§ EXERCISE
Pick out and copy every line below that has the word "title".

[START RECORDS SHOWN]

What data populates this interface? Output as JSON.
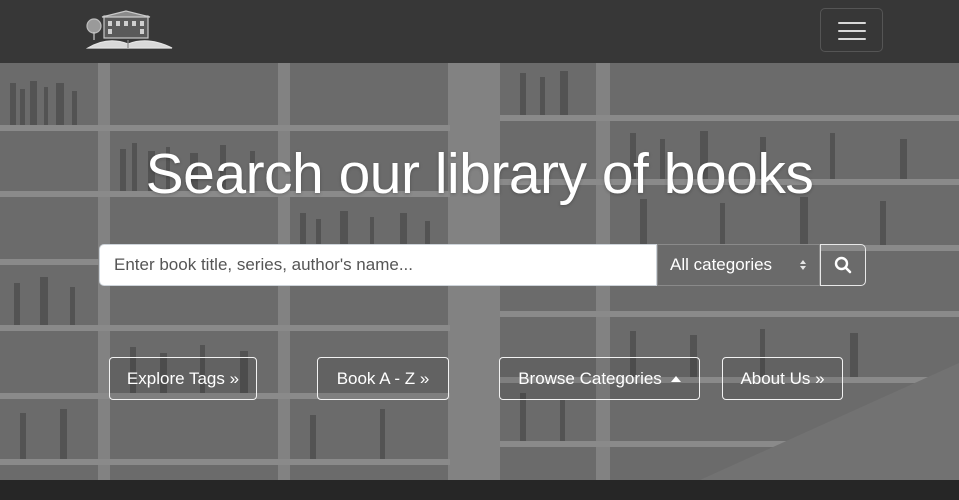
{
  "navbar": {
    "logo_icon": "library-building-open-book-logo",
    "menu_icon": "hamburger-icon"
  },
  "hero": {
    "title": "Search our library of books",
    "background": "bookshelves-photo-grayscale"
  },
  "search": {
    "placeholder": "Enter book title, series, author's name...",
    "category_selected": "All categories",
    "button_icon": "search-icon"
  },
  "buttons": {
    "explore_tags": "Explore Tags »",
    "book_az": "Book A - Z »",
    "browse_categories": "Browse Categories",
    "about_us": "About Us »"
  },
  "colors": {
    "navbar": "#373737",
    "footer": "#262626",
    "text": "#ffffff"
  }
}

[END RECORDS SHOWN]

§ WRITTEN RESPONSE
    "title": "Search our library of books",
    "placeholder": "Enter book title, series, author's name...",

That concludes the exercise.